◆ **What is required**:
Set down, in full, every record in the block.
- - - -
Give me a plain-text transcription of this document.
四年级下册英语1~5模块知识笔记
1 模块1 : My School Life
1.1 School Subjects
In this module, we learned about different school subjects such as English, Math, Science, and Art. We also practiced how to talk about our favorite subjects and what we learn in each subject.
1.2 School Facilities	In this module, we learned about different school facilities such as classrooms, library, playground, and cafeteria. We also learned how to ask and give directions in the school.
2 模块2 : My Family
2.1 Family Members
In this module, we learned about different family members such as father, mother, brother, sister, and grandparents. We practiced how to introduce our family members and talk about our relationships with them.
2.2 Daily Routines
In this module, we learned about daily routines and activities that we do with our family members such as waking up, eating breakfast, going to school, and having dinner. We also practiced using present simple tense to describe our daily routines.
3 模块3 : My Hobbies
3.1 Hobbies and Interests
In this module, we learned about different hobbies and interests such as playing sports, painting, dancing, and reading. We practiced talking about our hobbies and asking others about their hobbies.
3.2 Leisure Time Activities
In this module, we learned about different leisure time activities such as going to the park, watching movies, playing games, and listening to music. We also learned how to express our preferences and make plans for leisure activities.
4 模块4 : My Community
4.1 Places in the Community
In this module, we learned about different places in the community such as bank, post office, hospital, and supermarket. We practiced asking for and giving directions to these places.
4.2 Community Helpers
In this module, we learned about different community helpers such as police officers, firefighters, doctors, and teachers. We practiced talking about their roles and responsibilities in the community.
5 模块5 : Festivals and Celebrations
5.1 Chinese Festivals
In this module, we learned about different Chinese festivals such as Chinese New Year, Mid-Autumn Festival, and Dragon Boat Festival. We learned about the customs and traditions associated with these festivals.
- - - -
◆ **Correct output**:
Give me a plain-text transcription of this document.
四年级下册英语1~5模块知识笔记
1 模块1 : My School Life
1.1 School Subjects
In this module, we learned about different school subjects such as English, Math, Science, and Art. We also practiced how to talk about our favorite subjects and what we learn in each subject.
1.2 School Facilities	In this module, we learned about different school facilities such as classrooms, library, playground, and cafeteria. We also learned how to ask and give directions in the school.
2 模块2 : My Family
2.1 Family Members
In this module, we learned about different family members such as father, mother, brother, sister, and grandparents. We practiced how to introduce our family members and talk about our relationships with them.
2.2 Daily Routines
In this module, we learned about daily routines and activities that we do with our family members such as waking up, eating breakfast, going to school, and having dinner. We also practiced using present simple tense to describe our daily routines.
3 模块3 : My Hobbies
3.1 Hobbies and Interests
In this module, we learned about different hobbies and interests such as playing sports, painting, dancing, and reading. We practiced talking about our hobbies and asking others about their hobbies.
3.2 Leisure Time Activities
In this module, we learned about different leisure time activities such as going to the park, watching movies, playing games, and listening to music. We also learned how to express our preferences and make plans for leisure activities.
4 模块4 : My Community
4.1 Places in the Community
In this module, we learned about different places in the community such as bank, post office, hospital, and supermarket. We practiced asking for and giving directions to these places.
4.2 Community Helpers
In this module, we learned about different community helpers such as police officers, firefighters, doctors, and teachers. We practiced talking about their roles and responsibilities in the community.
5 模块5 : Festivals and Celebrations
5.1 Chinese Festivals
In this module, we learned about different Chinese festivals such as Chinese New Year, Mid-Autumn Festival, and Dragon Boat Festival. We learned about the customs and traditions associated with these festivals.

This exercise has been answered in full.